Given information:
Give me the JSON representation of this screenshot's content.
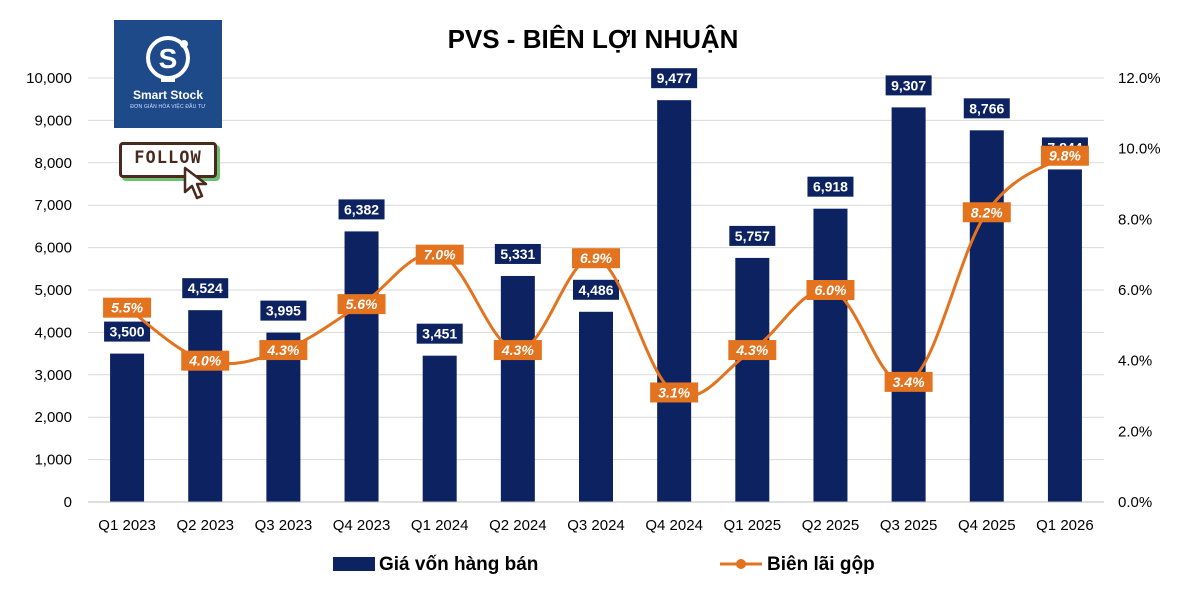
{
  "logo": {
    "name": "Smart Stock",
    "tagline": "ĐƠN GIẢN HÓA VIỆC ĐẦU TƯ",
    "follow_label": "FOLLOW",
    "brand_color": "#1f4a8a"
  },
  "chart_data": {
    "type": "bar",
    "title": "PVS - BIÊN LỢI NHUẬN",
    "categories": [
      "Q1 2023",
      "Q2 2023",
      "Q3 2023",
      "Q4 2023",
      "Q1 2024",
      "Q2 2024",
      "Q3 2024",
      "Q4 2024",
      "Q1 2025",
      "Q2 2025",
      "Q3 2025",
      "Q4 2025",
      "Q1 2026"
    ],
    "series": [
      {
        "name": "Giá vốn hàng bán",
        "type": "bar",
        "axis": "left",
        "color": "#0d2260",
        "values": [
          3500,
          4524,
          3995,
          6382,
          3451,
          5331,
          4486,
          9477,
          5757,
          6918,
          9307,
          8766,
          7844
        ],
        "labels": [
          "3,500",
          "4,524",
          "3,995",
          "6,382",
          "3,451",
          "5,331",
          "4,486",
          "9,477",
          "5,757",
          "6,918",
          "9,307",
          "8,766",
          "7,844"
        ]
      },
      {
        "name": "Biên lãi gộp",
        "type": "line",
        "axis": "right",
        "color": "#e3731f",
        "values": [
          5.5,
          4.0,
          4.3,
          5.6,
          7.0,
          4.3,
          6.9,
          3.1,
          4.3,
          6.0,
          3.4,
          8.2,
          9.8
        ],
        "labels": [
          "5.5%",
          "4.0%",
          "4.3%",
          "5.6%",
          "7.0%",
          "4.3%",
          "6.9%",
          "3.1%",
          "4.3%",
          "6.0%",
          "3.4%",
          "8.2%",
          "9.8%"
        ]
      }
    ],
    "y_left": {
      "range": [
        0,
        10000
      ],
      "ticks": [
        "0",
        "1,000",
        "2,000",
        "3,000",
        "4,000",
        "5,000",
        "6,000",
        "7,000",
        "8,000",
        "9,000",
        "10,000"
      ]
    },
    "y_right": {
      "range": [
        0,
        12
      ],
      "ticks": [
        "0.0%",
        "2.0%",
        "4.0%",
        "6.0%",
        "8.0%",
        "10.0%",
        "12.0%"
      ]
    },
    "grid": true,
    "legend_position": "bottom"
  }
}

What is expected: Quote each record exactly as it stands, minus the pictures.

The answer:
Give me the JSON representation of this screenshot's content.
{
  "logo": {
    "name": "Smart Stock",
    "tagline": "ĐƠN GIẢN HÓA VIỆC ĐẦU TƯ",
    "follow_label": "FOLLOW",
    "brand_color": "#1f4a8a"
  },
  "chart_data": {
    "type": "bar",
    "title": "PVS - BIÊN LỢI NHUẬN",
    "categories": [
      "Q1 2023",
      "Q2 2023",
      "Q3 2023",
      "Q4 2023",
      "Q1 2024",
      "Q2 2024",
      "Q3 2024",
      "Q4 2024",
      "Q1 2025",
      "Q2 2025",
      "Q3 2025",
      "Q4 2025",
      "Q1 2026"
    ],
    "series": [
      {
        "name": "Giá vốn hàng bán",
        "type": "bar",
        "axis": "left",
        "color": "#0d2260",
        "values": [
          3500,
          4524,
          3995,
          6382,
          3451,
          5331,
          4486,
          9477,
          5757,
          6918,
          9307,
          8766,
          7844
        ],
        "labels": [
          "3,500",
          "4,524",
          "3,995",
          "6,382",
          "3,451",
          "5,331",
          "4,486",
          "9,477",
          "5,757",
          "6,918",
          "9,307",
          "8,766",
          "7,844"
        ]
      },
      {
        "name": "Biên lãi gộp",
        "type": "line",
        "axis": "right",
        "color": "#e3731f",
        "values": [
          5.5,
          4.0,
          4.3,
          5.6,
          7.0,
          4.3,
          6.9,
          3.1,
          4.3,
          6.0,
          3.4,
          8.2,
          9.8
        ],
        "labels": [
          "5.5%",
          "4.0%",
          "4.3%",
          "5.6%",
          "7.0%",
          "4.3%",
          "6.9%",
          "3.1%",
          "4.3%",
          "6.0%",
          "3.4%",
          "8.2%",
          "9.8%"
        ]
      }
    ],
    "y_left": {
      "range": [
        0,
        10000
      ],
      "ticks": [
        "0",
        "1,000",
        "2,000",
        "3,000",
        "4,000",
        "5,000",
        "6,000",
        "7,000",
        "8,000",
        "9,000",
        "10,000"
      ]
    },
    "y_right": {
      "range": [
        0,
        12
      ],
      "ticks": [
        "0.0%",
        "2.0%",
        "4.0%",
        "6.0%",
        "8.0%",
        "10.0%",
        "12.0%"
      ]
    },
    "grid": true,
    "legend_position": "bottom"
  }
}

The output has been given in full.